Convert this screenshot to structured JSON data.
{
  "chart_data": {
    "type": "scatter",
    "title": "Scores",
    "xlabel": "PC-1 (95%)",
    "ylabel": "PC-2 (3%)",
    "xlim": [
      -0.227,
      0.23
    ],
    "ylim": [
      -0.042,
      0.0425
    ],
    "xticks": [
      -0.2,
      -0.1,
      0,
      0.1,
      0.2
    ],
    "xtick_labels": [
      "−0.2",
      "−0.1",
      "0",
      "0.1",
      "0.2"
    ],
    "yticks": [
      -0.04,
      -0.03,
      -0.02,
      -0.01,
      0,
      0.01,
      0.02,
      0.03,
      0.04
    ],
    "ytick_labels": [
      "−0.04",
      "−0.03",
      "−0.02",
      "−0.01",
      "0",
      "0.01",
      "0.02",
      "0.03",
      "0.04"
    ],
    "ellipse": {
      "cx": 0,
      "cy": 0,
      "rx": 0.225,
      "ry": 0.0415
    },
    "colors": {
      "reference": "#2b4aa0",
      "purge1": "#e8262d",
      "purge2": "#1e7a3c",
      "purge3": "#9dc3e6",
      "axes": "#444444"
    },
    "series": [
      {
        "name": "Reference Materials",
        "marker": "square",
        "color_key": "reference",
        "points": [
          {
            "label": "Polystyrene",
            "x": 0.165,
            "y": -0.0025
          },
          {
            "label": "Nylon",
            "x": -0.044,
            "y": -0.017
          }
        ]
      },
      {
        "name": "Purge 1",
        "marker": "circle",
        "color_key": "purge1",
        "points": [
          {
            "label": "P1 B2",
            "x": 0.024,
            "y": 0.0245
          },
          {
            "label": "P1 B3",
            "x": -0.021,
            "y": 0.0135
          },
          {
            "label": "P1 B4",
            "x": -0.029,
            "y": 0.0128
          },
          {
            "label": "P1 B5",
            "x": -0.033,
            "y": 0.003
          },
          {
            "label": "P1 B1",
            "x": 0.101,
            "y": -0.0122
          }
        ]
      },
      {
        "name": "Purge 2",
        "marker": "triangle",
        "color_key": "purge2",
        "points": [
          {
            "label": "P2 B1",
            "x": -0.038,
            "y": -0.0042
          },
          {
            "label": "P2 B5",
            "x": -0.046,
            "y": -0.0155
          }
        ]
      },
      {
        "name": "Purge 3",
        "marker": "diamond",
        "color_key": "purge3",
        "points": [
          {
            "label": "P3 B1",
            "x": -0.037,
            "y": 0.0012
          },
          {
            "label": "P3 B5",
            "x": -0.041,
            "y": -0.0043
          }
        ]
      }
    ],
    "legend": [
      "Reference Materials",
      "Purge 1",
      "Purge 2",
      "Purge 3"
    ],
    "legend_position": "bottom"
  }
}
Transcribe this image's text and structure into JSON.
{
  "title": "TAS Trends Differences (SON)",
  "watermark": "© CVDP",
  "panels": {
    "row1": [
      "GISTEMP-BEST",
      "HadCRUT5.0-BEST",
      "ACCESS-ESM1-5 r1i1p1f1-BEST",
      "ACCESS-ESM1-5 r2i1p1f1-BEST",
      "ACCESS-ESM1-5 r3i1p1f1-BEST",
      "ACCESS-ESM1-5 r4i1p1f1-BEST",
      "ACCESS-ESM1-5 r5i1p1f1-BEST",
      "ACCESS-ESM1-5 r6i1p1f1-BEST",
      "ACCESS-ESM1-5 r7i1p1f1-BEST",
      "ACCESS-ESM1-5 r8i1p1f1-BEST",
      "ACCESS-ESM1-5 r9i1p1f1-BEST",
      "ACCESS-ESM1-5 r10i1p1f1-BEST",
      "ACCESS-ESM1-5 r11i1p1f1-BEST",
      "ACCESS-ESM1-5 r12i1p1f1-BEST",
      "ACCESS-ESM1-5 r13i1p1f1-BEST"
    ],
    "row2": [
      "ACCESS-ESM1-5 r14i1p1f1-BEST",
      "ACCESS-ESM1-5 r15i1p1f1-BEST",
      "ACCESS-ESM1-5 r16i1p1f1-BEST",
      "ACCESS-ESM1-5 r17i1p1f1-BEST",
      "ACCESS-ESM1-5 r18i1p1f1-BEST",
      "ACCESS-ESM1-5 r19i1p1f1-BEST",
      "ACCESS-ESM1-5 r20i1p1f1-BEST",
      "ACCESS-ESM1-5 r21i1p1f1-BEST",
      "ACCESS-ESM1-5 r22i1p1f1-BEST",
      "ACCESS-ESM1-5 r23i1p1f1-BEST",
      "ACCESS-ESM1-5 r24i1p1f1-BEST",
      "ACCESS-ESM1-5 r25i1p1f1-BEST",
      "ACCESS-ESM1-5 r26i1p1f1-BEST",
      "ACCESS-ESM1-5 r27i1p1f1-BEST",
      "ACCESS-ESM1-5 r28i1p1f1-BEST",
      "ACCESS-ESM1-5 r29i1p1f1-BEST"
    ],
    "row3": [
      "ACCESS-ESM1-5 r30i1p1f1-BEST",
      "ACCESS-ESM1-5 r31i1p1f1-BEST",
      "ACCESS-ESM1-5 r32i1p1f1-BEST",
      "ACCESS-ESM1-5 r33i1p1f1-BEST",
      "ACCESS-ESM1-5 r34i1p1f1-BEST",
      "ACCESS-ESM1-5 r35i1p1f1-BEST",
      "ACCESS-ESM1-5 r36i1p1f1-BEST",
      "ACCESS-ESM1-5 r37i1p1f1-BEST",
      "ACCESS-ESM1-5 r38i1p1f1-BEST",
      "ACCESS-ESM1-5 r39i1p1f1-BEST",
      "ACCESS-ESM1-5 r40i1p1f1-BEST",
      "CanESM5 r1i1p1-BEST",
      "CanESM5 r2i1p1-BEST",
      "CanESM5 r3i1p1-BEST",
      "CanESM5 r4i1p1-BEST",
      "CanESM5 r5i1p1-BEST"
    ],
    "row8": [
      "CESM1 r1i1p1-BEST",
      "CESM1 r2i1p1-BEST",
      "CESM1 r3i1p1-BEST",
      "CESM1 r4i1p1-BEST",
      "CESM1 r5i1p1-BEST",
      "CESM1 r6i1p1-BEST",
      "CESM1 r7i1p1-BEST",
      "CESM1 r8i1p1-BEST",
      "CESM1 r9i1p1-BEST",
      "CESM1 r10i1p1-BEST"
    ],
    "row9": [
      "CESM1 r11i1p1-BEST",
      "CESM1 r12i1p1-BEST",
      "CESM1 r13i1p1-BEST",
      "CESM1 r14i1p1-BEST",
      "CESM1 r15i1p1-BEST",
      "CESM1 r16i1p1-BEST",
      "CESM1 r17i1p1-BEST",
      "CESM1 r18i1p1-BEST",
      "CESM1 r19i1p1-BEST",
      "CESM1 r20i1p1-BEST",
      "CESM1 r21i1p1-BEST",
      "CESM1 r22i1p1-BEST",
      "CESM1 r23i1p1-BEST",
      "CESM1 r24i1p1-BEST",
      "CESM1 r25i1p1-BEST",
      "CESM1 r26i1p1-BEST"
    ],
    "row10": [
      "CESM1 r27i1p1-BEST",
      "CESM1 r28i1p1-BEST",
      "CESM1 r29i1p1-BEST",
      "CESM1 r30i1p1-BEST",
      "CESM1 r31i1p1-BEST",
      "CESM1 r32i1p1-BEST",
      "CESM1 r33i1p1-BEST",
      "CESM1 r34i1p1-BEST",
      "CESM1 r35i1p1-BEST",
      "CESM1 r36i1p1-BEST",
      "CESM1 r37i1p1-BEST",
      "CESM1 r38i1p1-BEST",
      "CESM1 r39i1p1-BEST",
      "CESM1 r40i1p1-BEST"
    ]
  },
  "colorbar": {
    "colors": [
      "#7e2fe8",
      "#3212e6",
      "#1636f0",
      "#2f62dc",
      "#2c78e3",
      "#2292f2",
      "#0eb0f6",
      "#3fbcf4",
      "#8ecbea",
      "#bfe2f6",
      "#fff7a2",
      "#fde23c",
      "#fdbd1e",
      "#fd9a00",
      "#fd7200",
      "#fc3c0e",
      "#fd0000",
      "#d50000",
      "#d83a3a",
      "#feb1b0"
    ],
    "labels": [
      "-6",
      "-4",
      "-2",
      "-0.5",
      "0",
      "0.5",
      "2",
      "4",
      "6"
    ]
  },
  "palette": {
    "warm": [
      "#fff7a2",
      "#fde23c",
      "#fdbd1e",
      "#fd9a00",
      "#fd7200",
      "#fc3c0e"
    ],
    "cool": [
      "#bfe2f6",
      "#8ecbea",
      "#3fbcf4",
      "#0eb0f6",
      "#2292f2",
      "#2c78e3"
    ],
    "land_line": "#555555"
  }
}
************
(Given exercise) Pull out every line of the records that includes the string "marker".

(Exercise solution)
        "marker": "square",
        "marker": "circle",
        "marker": "triangle",
        "marker": "diamond",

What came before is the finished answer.